- [What needs to be done]
Copy out each line that includes the word "OneDrive".

>> Begin

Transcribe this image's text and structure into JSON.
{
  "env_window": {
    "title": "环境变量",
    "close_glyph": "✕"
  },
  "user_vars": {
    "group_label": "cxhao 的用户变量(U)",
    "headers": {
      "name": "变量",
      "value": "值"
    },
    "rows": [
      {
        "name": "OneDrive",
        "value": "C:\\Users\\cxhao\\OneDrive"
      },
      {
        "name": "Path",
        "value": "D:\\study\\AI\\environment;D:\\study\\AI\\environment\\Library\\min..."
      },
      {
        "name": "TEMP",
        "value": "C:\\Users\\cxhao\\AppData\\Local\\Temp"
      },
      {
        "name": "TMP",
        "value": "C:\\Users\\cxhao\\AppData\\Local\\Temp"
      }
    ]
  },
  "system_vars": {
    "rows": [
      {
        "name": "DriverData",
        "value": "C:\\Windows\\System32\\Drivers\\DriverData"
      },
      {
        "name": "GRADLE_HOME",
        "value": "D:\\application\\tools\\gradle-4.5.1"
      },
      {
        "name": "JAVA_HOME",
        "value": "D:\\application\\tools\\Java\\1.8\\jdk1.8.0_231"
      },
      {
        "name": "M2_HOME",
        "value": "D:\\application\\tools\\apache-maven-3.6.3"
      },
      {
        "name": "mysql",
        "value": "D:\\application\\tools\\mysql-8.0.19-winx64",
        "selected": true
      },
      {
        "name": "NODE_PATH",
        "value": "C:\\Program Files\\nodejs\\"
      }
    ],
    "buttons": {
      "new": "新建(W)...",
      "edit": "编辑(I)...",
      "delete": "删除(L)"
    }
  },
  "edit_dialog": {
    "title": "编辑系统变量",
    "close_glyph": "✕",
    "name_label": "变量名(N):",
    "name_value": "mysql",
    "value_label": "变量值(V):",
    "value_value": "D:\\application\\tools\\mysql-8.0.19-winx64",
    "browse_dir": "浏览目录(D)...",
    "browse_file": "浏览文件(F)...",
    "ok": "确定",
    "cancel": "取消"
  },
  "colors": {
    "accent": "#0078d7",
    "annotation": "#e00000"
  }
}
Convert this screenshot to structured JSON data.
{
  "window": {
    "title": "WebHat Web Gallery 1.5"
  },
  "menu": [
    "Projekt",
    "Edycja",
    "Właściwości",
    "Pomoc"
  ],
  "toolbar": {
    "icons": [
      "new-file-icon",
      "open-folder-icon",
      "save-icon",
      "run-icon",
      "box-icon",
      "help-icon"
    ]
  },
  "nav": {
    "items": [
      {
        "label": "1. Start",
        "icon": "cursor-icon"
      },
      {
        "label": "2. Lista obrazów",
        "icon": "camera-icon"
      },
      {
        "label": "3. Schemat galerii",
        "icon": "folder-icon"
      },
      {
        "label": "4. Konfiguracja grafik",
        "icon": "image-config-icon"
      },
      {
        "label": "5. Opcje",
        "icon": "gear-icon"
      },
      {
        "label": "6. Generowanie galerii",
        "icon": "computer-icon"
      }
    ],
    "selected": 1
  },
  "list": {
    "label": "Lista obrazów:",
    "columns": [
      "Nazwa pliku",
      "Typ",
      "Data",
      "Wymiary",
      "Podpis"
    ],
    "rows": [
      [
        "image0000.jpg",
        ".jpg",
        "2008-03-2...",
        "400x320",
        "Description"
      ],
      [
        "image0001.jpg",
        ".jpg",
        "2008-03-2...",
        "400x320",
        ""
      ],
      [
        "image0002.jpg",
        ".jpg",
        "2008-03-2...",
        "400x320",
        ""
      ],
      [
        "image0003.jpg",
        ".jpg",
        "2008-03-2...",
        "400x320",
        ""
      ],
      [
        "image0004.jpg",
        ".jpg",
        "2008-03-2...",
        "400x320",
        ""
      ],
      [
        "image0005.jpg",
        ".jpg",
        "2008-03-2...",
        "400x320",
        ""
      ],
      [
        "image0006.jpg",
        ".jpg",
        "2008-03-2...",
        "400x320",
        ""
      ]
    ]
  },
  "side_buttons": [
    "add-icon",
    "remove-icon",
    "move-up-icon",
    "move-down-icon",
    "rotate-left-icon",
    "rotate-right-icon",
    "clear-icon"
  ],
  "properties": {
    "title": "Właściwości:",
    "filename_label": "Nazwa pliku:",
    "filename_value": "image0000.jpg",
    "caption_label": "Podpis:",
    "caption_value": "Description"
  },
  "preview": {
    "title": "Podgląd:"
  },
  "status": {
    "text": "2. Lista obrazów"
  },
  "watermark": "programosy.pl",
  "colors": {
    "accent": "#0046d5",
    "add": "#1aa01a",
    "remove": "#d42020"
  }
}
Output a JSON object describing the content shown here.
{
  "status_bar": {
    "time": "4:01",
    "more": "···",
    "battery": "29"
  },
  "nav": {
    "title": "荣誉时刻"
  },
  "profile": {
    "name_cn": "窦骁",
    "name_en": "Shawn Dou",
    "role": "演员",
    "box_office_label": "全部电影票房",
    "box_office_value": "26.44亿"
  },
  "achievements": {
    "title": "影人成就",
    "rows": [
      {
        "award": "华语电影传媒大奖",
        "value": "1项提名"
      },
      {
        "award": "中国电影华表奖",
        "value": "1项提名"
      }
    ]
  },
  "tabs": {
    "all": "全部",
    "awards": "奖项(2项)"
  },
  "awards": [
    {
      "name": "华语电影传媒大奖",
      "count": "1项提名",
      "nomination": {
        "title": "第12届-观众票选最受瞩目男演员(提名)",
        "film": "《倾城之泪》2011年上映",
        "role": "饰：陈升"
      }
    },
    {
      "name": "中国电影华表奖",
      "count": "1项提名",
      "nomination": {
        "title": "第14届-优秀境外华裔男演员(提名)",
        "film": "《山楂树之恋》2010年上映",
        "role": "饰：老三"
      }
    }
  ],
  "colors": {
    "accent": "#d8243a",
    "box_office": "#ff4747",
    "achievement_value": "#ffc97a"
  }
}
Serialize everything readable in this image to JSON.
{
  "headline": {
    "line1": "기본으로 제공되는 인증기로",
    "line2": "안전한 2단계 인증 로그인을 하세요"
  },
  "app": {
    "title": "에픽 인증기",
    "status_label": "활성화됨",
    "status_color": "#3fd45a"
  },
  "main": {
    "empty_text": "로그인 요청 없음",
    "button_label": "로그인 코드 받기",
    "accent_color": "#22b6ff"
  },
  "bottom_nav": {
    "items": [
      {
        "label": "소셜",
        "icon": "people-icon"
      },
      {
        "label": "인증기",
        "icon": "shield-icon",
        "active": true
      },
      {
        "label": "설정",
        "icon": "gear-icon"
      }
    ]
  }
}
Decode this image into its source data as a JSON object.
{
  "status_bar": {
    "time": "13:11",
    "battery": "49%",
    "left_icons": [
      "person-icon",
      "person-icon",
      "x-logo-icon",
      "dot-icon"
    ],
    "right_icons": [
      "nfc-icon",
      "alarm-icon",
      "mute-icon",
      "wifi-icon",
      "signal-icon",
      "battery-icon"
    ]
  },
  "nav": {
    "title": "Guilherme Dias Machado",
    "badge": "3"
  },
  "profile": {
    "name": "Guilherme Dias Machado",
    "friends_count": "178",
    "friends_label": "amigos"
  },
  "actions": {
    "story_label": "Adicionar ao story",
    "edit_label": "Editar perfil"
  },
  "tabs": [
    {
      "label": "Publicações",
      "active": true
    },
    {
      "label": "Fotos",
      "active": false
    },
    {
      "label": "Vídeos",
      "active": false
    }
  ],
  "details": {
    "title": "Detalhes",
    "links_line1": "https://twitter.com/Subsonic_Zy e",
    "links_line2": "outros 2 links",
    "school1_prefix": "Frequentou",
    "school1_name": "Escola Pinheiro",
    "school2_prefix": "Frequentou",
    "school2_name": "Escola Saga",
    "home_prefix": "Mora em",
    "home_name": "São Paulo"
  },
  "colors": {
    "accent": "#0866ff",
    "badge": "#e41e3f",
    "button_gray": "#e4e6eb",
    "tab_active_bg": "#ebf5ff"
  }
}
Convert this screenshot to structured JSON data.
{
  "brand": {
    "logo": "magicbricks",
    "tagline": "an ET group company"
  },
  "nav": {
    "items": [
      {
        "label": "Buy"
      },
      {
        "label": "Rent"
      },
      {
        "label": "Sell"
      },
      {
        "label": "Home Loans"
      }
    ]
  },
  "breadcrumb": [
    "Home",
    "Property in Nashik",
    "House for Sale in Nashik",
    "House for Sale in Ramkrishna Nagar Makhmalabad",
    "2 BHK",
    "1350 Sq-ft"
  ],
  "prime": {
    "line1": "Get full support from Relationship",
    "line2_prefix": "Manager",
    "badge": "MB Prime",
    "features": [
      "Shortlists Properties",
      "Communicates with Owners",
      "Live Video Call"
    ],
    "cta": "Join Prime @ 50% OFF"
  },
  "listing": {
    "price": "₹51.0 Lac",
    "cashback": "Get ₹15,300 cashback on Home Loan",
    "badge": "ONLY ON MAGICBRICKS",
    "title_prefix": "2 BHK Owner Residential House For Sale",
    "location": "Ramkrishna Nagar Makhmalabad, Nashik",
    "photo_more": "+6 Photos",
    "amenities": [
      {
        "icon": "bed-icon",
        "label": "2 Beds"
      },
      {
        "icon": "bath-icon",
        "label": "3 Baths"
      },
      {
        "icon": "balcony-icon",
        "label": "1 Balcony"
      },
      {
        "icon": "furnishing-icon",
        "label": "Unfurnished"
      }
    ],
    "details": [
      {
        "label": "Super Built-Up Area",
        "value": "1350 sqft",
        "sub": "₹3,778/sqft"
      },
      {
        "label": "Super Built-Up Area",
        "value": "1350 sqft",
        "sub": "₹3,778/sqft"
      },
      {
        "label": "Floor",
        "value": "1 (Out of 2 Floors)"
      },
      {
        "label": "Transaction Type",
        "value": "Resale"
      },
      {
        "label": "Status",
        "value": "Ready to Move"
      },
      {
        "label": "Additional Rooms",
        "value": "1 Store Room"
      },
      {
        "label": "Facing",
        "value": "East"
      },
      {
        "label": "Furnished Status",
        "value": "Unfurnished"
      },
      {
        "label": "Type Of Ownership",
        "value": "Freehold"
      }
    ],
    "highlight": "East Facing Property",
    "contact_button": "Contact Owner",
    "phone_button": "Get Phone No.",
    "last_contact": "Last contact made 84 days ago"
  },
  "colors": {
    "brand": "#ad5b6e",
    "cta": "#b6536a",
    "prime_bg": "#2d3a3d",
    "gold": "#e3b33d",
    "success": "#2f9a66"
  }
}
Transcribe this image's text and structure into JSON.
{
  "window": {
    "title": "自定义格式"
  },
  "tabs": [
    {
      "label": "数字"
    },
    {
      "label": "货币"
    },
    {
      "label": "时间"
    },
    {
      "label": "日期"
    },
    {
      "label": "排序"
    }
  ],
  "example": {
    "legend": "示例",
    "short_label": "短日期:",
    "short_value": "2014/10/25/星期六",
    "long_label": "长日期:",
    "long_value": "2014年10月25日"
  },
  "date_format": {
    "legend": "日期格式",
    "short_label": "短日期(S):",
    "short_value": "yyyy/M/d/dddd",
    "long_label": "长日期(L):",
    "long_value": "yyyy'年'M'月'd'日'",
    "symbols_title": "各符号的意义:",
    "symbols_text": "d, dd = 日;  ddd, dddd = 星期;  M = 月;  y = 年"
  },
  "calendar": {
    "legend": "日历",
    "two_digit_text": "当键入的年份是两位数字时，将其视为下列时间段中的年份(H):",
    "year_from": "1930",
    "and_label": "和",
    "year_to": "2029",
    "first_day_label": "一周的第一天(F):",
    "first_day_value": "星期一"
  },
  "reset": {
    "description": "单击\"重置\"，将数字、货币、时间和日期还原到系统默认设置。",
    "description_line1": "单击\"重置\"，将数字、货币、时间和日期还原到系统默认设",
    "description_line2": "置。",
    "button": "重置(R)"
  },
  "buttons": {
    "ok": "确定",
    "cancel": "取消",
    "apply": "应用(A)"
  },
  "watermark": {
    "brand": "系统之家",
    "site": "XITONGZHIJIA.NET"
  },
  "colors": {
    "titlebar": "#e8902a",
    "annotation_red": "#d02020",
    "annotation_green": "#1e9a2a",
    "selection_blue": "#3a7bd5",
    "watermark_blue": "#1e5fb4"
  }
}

>> End

- [In response]
        "name": "OneDrive",
        "value": "C:\\Users\\cxhao\\OneDrive"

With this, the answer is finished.